→ **Aim of the task**
All of the data below must be repeated exactly.

→ **Supplied entries**
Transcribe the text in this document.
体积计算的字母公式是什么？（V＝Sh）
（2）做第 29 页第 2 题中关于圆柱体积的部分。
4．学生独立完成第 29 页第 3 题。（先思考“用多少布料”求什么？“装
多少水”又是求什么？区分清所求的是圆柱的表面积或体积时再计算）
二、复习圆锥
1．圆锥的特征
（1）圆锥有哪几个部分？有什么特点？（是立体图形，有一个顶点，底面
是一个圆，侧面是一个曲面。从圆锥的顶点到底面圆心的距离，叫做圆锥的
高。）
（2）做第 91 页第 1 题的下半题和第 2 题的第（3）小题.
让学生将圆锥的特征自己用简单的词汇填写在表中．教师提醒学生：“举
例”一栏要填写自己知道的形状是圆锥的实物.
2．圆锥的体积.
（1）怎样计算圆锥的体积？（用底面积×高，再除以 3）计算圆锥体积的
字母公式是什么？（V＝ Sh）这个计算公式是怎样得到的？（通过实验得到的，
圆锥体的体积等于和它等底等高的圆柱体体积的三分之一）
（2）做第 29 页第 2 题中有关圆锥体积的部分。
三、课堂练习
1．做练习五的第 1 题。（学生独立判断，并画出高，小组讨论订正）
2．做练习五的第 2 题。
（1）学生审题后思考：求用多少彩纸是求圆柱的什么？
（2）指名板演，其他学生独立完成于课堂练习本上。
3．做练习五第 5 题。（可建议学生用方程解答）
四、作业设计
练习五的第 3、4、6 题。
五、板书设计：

→ **Output of the task**
Transcribe the text in this document.
体积计算的字母公式是什么？（V＝Sh）
（2）做第 29 页第 2 题中关于圆柱体积的部分。
4．学生独立完成第 29 页第 3 题。（先思考“用多少布料”求什么？“装
多少水”又是求什么？区分清所求的是圆柱的表面积或体积时再计算）
二、复习圆锥
1．圆锥的特征
（1）圆锥有哪几个部分？有什么特点？（是立体图形，有一个顶点，底面
是一个圆，侧面是一个曲面。从圆锥的顶点到底面圆心的距离，叫做圆锥的
高。）
（2）做第 91 页第 1 题的下半题和第 2 题的第（3）小题.
让学生将圆锥的特征自己用简单的词汇填写在表中．教师提醒学生：“举
例”一栏要填写自己知道的形状是圆锥的实物.
2．圆锥的体积.
（1）怎样计算圆锥的体积？（用底面积×高，再除以 3）计算圆锥体积的
字母公式是什么？（V＝ Sh）这个计算公式是怎样得到的？（通过实验得到的，
圆锥体的体积等于和它等底等高的圆柱体体积的三分之一）
（2）做第 29 页第 2 题中有关圆锥体积的部分。
三、课堂练习
1．做练习五的第 1 题。（学生独立判断，并画出高，小组讨论订正）
2．做练习五的第 2 题。
（1）学生审题后思考：求用多少彩纸是求圆柱的什么？
（2）指名板演，其他学生独立完成于课堂练习本上。
3．做练习五第 5 题。（可建议学生用方程解答）
四、作业设计
练习五的第 3、4、6 题。
五、板书设计：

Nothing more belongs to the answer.